■ Records supplied ■

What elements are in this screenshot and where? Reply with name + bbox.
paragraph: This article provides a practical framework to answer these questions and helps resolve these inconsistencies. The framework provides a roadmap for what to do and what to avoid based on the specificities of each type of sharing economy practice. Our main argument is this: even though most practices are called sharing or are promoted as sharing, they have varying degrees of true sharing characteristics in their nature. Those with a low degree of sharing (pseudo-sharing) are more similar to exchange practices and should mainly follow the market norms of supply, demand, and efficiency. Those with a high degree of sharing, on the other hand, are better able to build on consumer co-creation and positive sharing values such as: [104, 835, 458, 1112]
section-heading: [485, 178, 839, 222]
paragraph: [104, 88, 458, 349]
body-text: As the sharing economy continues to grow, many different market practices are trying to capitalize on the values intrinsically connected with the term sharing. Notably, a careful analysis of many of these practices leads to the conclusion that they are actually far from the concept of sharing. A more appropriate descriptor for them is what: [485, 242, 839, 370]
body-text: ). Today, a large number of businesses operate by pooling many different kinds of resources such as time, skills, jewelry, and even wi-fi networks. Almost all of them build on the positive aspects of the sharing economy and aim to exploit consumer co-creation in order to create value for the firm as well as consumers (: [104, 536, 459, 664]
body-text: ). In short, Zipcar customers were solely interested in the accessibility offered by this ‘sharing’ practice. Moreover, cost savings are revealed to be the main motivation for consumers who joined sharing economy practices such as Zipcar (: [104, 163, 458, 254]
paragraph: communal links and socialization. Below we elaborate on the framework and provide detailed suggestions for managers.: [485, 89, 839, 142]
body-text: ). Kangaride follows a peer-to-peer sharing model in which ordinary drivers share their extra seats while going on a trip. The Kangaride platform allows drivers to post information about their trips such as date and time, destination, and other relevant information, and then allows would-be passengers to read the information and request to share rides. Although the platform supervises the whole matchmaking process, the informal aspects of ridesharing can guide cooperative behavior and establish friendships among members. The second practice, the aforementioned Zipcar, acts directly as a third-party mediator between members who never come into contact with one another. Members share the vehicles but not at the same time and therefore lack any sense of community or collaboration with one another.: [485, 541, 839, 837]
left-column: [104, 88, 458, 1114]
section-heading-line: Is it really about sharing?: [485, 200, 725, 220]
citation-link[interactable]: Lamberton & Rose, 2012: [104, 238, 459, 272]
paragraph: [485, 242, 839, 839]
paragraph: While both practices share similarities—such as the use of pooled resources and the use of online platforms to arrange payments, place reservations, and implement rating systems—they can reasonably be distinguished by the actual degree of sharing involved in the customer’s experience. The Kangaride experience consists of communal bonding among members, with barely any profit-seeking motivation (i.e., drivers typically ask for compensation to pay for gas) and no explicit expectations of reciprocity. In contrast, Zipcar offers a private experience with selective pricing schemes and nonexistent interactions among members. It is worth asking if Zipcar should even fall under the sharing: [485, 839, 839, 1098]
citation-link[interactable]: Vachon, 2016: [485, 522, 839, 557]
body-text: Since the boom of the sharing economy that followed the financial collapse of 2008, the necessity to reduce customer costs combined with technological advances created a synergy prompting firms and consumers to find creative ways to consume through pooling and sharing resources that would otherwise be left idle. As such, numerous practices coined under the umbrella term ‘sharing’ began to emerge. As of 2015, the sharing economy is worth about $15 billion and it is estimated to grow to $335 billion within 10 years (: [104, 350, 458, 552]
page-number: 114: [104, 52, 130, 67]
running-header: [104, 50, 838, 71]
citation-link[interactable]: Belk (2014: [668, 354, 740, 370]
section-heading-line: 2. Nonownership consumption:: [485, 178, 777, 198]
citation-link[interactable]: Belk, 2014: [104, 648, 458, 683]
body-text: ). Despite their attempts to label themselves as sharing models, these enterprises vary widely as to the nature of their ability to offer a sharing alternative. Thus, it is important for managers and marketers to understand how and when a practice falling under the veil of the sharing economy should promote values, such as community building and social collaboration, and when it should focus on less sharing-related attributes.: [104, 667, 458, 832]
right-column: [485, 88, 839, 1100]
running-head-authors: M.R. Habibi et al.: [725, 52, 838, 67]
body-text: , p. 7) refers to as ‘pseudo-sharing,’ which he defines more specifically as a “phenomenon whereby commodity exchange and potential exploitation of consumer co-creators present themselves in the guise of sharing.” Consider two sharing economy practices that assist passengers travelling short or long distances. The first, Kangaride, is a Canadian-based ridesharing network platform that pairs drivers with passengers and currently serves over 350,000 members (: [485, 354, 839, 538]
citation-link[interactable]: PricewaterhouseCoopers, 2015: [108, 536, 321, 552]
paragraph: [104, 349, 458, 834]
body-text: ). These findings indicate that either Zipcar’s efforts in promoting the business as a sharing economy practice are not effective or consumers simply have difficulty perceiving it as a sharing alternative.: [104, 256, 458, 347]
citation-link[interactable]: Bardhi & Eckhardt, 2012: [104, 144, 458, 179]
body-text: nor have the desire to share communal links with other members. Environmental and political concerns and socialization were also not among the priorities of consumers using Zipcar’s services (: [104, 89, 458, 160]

■ Written problem ■
Copy every line of the material above without changing, adding, or leaving out any character.

■ Problem solution ■
What elements are in this screenshot and where? Reply with name + bbox.
paragraph: This article provides a practical framework to answer these questions and helps resolve these inconsistencies. The framework provides a roadmap for what to do and what to avoid based on the specificities of each type of sharing economy practice. Our main argument is this: even though most practices are called sharing or are promoted as sharing, they have varying degrees of true sharing characteristics in their nature. Those with a low degree of sharing (pseudo-sharing) are more similar to exchange practices and should mainly follow the market norms of supply, demand, and efficiency. Those with a high degree of sharing, on the other hand, are better able to build on consumer co-creation and positive sharing values such as: [104, 835, 458, 1112]
section-heading: [485, 178, 839, 222]
paragraph: [104, 88, 458, 349]
body-text: As the sharing economy continues to grow, many different market practices are trying to capitalize on the values intrinsically connected with the term sharing. Notably, a careful analysis of many of these practices leads to the conclusion that they are actually far from the concept of sharing. A more appropriate descriptor for them is what: [485, 242, 839, 370]
body-text: ). Today, a large number of businesses operate by pooling many different kinds of resources such as time, skills, jewelry, and even wi-fi networks. Almost all of them build on the positive aspects of the sharing economy and aim to exploit consumer co-creation in order to create value for the firm as well as consumers (: [104, 536, 459, 664]
body-text: ). In short, Zipcar customers were solely interested in the accessibility offered by this ‘sharing’ practice. Moreover, cost savings are revealed to be the main motivation for consumers who joined sharing economy practices such as Zipcar (: [104, 163, 458, 254]
paragraph: communal links and socialization. Below we elaborate on the framework and provide detailed suggestions for managers.: [485, 89, 839, 142]
body-text: ). Kangaride follows a peer-to-peer sharing model in which ordinary drivers share their extra seats while going on a trip. The Kangaride platform allows drivers to post information about their trips such as date and time, destination, and other relevant information, and then allows would-be passengers to read the information and request to share rides. Although the platform supervises the whole matchmaking process, the informal aspects of ridesharing can guide cooperative behavior and establish friendships among members. The second practice, the aforementioned Zipcar, acts directly as a third-party mediator between members who never come into contact with one another. Members share the vehicles but not at the same time and therefore lack any sense of community or collaboration with one another.: [485, 541, 839, 837]
left-column: [104, 88, 458, 1114]
section-heading-line: Is it really about sharing?: [485, 200, 725, 220]
citation-link[interactable]: Lamberton & Rose, 2012: [104, 238, 459, 272]
paragraph: [485, 242, 839, 839]
paragraph: While both practices share similarities—such as the use of pooled resources and the use of online platforms to arrange payments, place reservations, and implement rating systems—they can reasonably be distinguished by the actual degree of sharing involved in the customer’s experience. The Kangaride experience consists of communal bonding among members, with barely any profit-seeking motivation (i.e., drivers typically ask for compensation to pay for gas) and no explicit expectations of reciprocity. In contrast, Zipcar offers a private experience with selective pricing schemes and nonexistent interactions among members. It is worth asking if Zipcar should even fall under the sharing: [485, 839, 839, 1098]
citation-link[interactable]: Vachon, 2016: [485, 522, 839, 557]
body-text: Since the boom of the sharing economy that followed the financial collapse of 2008, the necessity to reduce customer costs combined with technological advances created a synergy prompting firms and consumers to find creative ways to consume through pooling and sharing resources that would otherwise be left idle. As such, numerous practices coined under the umbrella term ‘sharing’ began to emerge. As of 2015, the sharing economy is worth about $15 billion and it is estimated to grow to $335 billion within 10 years (: [104, 350, 458, 552]
page-number: 114: [104, 52, 130, 67]
running-header: [104, 50, 838, 71]
citation-link[interactable]: Belk (2014: [668, 354, 740, 370]
section-heading-line: 2. Nonownership consumption:: [485, 178, 777, 198]
citation-link[interactable]: Belk, 2014: [104, 648, 458, 683]
body-text: ). Despite their attempts to label themselves as sharing models, these enterprises vary widely as to the nature of their ability to offer a sharing alternative. Thus, it is important for managers and marketers to understand how and when a practice falling under the veil of the sharing economy should promote values, such as community building and social collaboration, and when it should focus on less sharing-related attributes.: [104, 667, 458, 832]
right-column: [485, 88, 839, 1100]
running-head-authors: M.R. Habibi et al.: [725, 52, 838, 67]
body-text: , p. 7) refers to as ‘pseudo-sharing,’ which he defines more specifically as a “phenomenon whereby commodity exchange and potential exploitation of consumer co-creators present themselves in the guise of sharing.” Consider two sharing economy practices that assist passengers travelling short or long distances. The first, Kangaride, is a Canadian-based ridesharing network platform that pairs drivers with passengers and currently serves over 350,000 members (: [485, 354, 839, 538]
citation-link[interactable]: PricewaterhouseCoopers, 2015: [108, 536, 321, 552]
paragraph: [104, 349, 458, 834]
body-text: ). These findings indicate that either Zipcar’s efforts in promoting the business as a sharing economy practice are not effective or consumers simply have difficulty perceiving it as a sharing alternative.: [104, 256, 458, 347]
citation-link[interactable]: Bardhi & Eckhardt, 2012: [104, 144, 458, 179]
body-text: nor have the desire to share communal links with other members. Environmental and political concerns and socialization were also not among the priorities of consumers using Zipcar’s services (: [104, 89, 458, 160]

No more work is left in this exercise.